Dataset records:
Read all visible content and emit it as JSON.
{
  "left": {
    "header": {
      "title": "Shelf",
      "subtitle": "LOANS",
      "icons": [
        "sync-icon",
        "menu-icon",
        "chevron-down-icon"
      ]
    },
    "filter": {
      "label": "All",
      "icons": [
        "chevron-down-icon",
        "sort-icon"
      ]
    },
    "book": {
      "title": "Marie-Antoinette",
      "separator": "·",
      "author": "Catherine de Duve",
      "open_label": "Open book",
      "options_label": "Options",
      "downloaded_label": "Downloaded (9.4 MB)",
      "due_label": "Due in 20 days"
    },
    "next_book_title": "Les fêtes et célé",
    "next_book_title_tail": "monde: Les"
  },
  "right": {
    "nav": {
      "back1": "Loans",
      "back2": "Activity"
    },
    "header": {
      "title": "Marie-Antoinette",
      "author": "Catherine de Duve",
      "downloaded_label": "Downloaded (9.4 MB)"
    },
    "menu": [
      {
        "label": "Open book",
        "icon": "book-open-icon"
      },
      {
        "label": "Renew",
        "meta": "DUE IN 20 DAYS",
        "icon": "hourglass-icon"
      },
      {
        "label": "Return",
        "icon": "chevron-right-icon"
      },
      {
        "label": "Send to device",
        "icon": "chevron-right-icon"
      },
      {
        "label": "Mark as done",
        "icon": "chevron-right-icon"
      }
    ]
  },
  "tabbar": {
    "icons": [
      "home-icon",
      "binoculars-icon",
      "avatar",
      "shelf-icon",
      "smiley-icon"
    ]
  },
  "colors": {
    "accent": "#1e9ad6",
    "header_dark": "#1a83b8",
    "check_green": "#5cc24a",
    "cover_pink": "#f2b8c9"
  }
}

**Goal**
Reproduce the records above exactly.

**Finished exercise**
Read all visible content and emit it as JSON.
{
  "left": {
    "header": {
      "title": "Shelf",
      "subtitle": "LOANS",
      "icons": [
        "sync-icon",
        "menu-icon",
        "chevron-down-icon"
      ]
    },
    "filter": {
      "label": "All",
      "icons": [
        "chevron-down-icon",
        "sort-icon"
      ]
    },
    "book": {
      "title": "Marie-Antoinette",
      "separator": "·",
      "author": "Catherine de Duve",
      "open_label": "Open book",
      "options_label": "Options",
      "downloaded_label": "Downloaded (9.4 MB)",
      "due_label": "Due in 20 days"
    },
    "next_book_title": "Les fêtes et célé",
    "next_book_title_tail": "monde: Les"
  },
  "right": {
    "nav": {
      "back1": "Loans",
      "back2": "Activity"
    },
    "header": {
      "title": "Marie-Antoinette",
      "author": "Catherine de Duve",
      "downloaded_label": "Downloaded (9.4 MB)"
    },
    "menu": [
      {
        "label": "Open book",
        "icon": "book-open-icon"
      },
      {
        "label": "Renew",
        "meta": "DUE IN 20 DAYS",
        "icon": "hourglass-icon"
      },
      {
        "label": "Return",
        "icon": "chevron-right-icon"
      },
      {
        "label": "Send to device",
        "icon": "chevron-right-icon"
      },
      {
        "label": "Mark as done",
        "icon": "chevron-right-icon"
      }
    ]
  },
  "tabbar": {
    "icons": [
      "home-icon",
      "binoculars-icon",
      "avatar",
      "shelf-icon",
      "smiley-icon"
    ]
  },
  "colors": {
    "accent": "#1e9ad6",
    "header_dark": "#1a83b8",
    "check_green": "#5cc24a",
    "cover_pink": "#f2b8c9"
  }
}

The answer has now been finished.